• [TASK INSTRUCTIONS] Every line with the string "document" should be gathered.

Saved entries
****************
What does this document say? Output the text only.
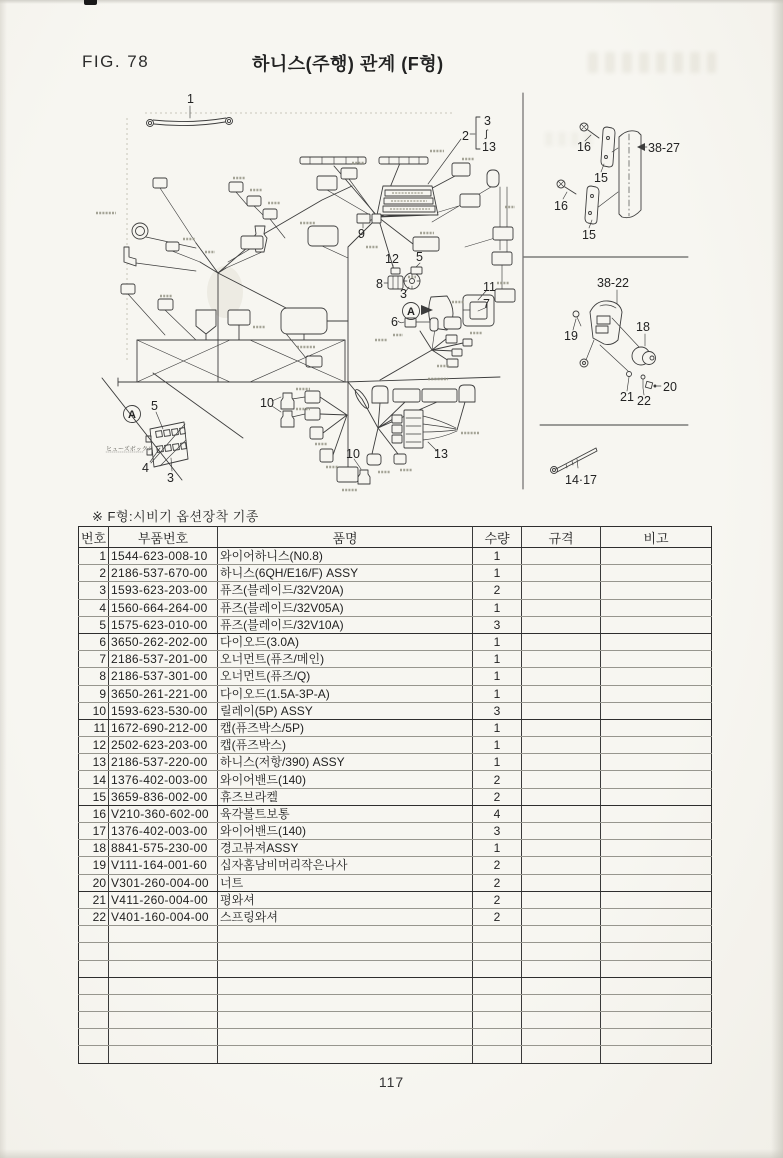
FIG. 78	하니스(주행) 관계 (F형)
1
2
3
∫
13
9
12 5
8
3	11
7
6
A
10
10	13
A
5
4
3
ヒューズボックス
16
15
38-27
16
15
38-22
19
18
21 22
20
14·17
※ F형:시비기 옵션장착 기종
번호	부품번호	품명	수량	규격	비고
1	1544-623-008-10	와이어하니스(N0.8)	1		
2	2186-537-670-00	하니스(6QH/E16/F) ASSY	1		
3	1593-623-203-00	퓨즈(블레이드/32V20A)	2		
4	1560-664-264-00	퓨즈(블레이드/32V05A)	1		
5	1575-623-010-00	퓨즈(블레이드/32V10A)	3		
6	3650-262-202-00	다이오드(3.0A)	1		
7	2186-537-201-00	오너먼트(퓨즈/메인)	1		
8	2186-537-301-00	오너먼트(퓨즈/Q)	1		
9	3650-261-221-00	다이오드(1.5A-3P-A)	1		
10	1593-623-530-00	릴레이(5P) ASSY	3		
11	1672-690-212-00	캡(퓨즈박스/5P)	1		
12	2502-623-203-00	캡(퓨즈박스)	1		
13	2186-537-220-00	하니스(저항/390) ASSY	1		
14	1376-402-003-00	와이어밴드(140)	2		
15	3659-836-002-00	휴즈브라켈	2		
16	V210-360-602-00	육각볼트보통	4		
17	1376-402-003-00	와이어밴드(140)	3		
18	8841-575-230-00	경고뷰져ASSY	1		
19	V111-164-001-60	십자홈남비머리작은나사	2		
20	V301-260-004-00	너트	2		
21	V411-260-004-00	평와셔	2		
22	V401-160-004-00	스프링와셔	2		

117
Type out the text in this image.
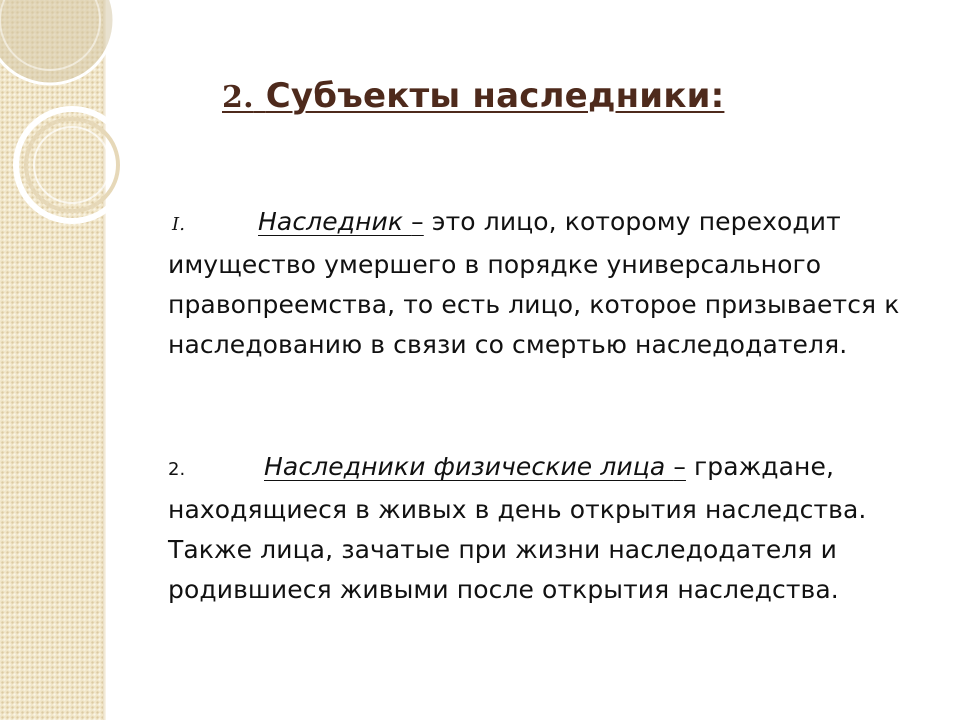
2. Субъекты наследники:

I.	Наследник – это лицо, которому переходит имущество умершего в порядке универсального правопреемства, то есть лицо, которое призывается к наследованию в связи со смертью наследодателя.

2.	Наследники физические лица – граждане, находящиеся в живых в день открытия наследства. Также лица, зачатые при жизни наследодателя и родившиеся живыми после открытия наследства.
****************
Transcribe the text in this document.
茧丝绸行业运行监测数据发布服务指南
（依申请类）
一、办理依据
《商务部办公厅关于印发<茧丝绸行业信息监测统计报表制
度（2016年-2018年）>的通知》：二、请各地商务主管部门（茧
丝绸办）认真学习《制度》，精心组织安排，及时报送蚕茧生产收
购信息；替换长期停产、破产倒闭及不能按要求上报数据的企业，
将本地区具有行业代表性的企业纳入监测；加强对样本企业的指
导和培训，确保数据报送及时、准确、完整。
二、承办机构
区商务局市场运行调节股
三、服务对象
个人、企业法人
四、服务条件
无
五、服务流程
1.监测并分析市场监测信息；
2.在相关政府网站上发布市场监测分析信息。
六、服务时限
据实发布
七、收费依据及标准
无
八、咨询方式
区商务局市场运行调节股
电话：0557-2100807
****************
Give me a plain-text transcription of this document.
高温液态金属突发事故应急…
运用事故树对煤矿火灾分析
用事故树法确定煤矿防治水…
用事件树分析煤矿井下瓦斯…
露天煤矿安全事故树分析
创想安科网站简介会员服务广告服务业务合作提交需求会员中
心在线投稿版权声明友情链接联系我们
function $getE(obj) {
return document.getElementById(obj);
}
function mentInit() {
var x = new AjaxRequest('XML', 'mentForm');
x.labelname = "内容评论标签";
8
****************
• [SOLUTION TO THE EXERCISE]
What does this document say? Output the text only.
Transcribe the text in this document.
Give me a plain-text transcription of this document.
return document.getElementById(obj);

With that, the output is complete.